[Problem statement]: Pictures stay out of your copy, but everything else in the records below must be repeated exactly.

[Data excerpts]:

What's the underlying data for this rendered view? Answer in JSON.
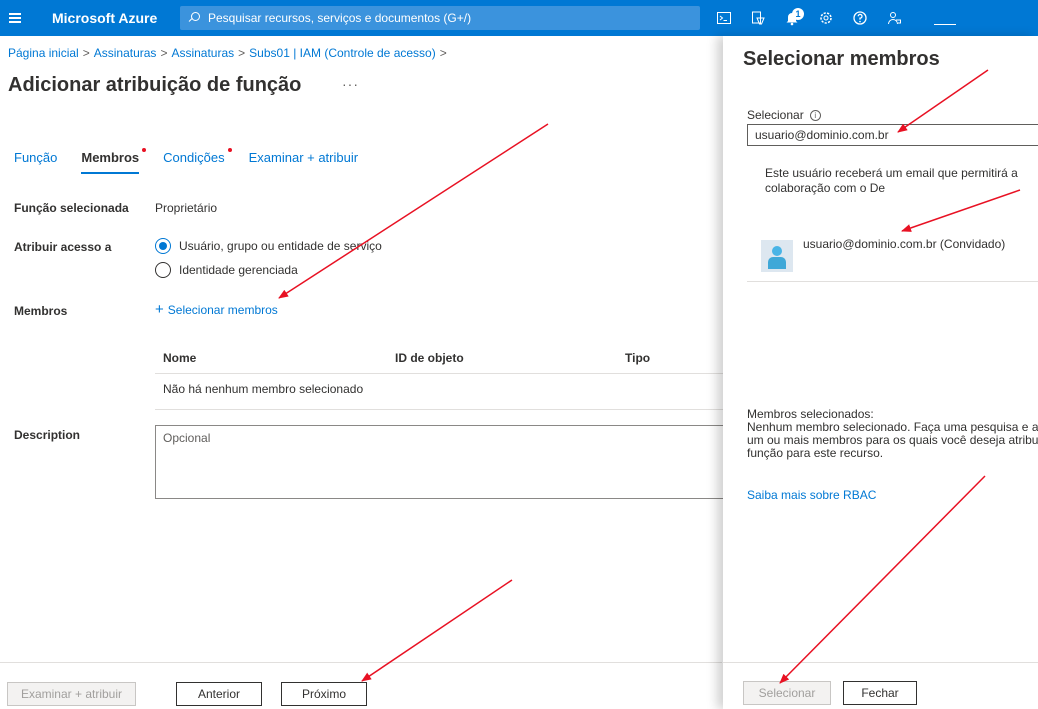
{
  "topbar": {
    "brand": "Microsoft Azure",
    "search_placeholder": "Pesquisar recursos, serviços e documentos (G+/)",
    "notification_count": "1",
    "icons": [
      "menu-icon",
      "search-icon",
      "cloud-shell-icon",
      "directory-filter-icon",
      "notifications-icon",
      "settings-icon",
      "help-icon",
      "feedback-icon"
    ],
    "accent_color": "#0078d4"
  },
  "breadcrumb": [
    "Página inicial",
    "Assinaturas",
    "Assinaturas",
    "Subs01 | IAM (Controle de acesso)"
  ],
  "page": {
    "title": "Adicionar atribuição de função",
    "more": "···"
  },
  "tabs": [
    {
      "label": "Função",
      "active": false,
      "required": false
    },
    {
      "label": "Membros",
      "active": true,
      "required": true
    },
    {
      "label": "Condições",
      "active": false,
      "required": true
    },
    {
      "label": "Examinar + atribuir",
      "active": false,
      "required": false
    }
  ],
  "form": {
    "selected_role_label": "Função selecionada",
    "selected_role_value": "Proprietário",
    "assign_access_label": "Atribuir acesso a",
    "options": [
      "Usuário, grupo ou entidade de serviço",
      "Identidade gerenciada"
    ],
    "selected_option": "Usuário, grupo ou entidade de serviço",
    "members_label": "Membros",
    "select_members_link": "Selecionar membros",
    "table_headers": [
      "Nome",
      "ID de objeto",
      "Tipo"
    ],
    "table_empty": "Não há nenhum membro selecionado",
    "description_label": "Description",
    "description_placeholder": "Opcional"
  },
  "footer": {
    "review_assign": "Examinar + atribuir",
    "previous": "Anterior",
    "next": "Próximo"
  },
  "panel": {
    "title": "Selecionar membros",
    "select_label": "Selecionar",
    "select_value": "usuario@dominio.com.br",
    "note": "Este usuário receberá um email que permitirá a colaboração com o De",
    "result_name": "usuario@dominio.com.br (Convidado)",
    "selected_title": "Membros selecionados:",
    "selected_lines": [
      "Nenhum membro selecionado. Faça uma pesquisa e ad",
      "um ou mais membros para os quais você deseja atribu",
      "função para este recurso."
    ],
    "rbac_link": "Saiba mais sobre RBAC",
    "select_button": "Selecionar",
    "close_button": "Fechar"
  },
  "annotation_color": "#e81123"
}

[Response to the task]:
What's the underlying data for this rendered view? Answer in JSON.
{
  "topbar": {
    "brand": "Microsoft Azure",
    "search_placeholder": "Pesquisar recursos, serviços e documentos (G+/)",
    "notification_count": "1",
    "icons": [
      "menu-icon",
      "search-icon",
      "cloud-shell-icon",
      "directory-filter-icon",
      "notifications-icon",
      "settings-icon",
      "help-icon",
      "feedback-icon"
    ],
    "accent_color": "#0078d4"
  },
  "breadcrumb": [
    "Página inicial",
    "Assinaturas",
    "Assinaturas",
    "Subs01 | IAM (Controle de acesso)"
  ],
  "page": {
    "title": "Adicionar atribuição de função",
    "more": "···"
  },
  "tabs": [
    {
      "label": "Função",
      "active": false,
      "required": false
    },
    {
      "label": "Membros",
      "active": true,
      "required": true
    },
    {
      "label": "Condições",
      "active": false,
      "required": true
    },
    {
      "label": "Examinar + atribuir",
      "active": false,
      "required": false
    }
  ],
  "form": {
    "selected_role_label": "Função selecionada",
    "selected_role_value": "Proprietário",
    "assign_access_label": "Atribuir acesso a",
    "options": [
      "Usuário, grupo ou entidade de serviço",
      "Identidade gerenciada"
    ],
    "selected_option": "Usuário, grupo ou entidade de serviço",
    "members_label": "Membros",
    "select_members_link": "Selecionar membros",
    "table_headers": [
      "Nome",
      "ID de objeto",
      "Tipo"
    ],
    "table_empty": "Não há nenhum membro selecionado",
    "description_label": "Description",
    "description_placeholder": "Opcional"
  },
  "footer": {
    "review_assign": "Examinar + atribuir",
    "previous": "Anterior",
    "next": "Próximo"
  },
  "panel": {
    "title": "Selecionar membros",
    "select_label": "Selecionar",
    "select_value": "usuario@dominio.com.br",
    "note": "Este usuário receberá um email que permitirá a colaboração com o De",
    "result_name": "usuario@dominio.com.br (Convidado)",
    "selected_title": "Membros selecionados:",
    "selected_lines": [
      "Nenhum membro selecionado. Faça uma pesquisa e ad",
      "um ou mais membros para os quais você deseja atribu",
      "função para este recurso."
    ],
    "rbac_link": "Saiba mais sobre RBAC",
    "select_button": "Selecionar",
    "close_button": "Fechar"
  },
  "annotation_color": "#e81123"
}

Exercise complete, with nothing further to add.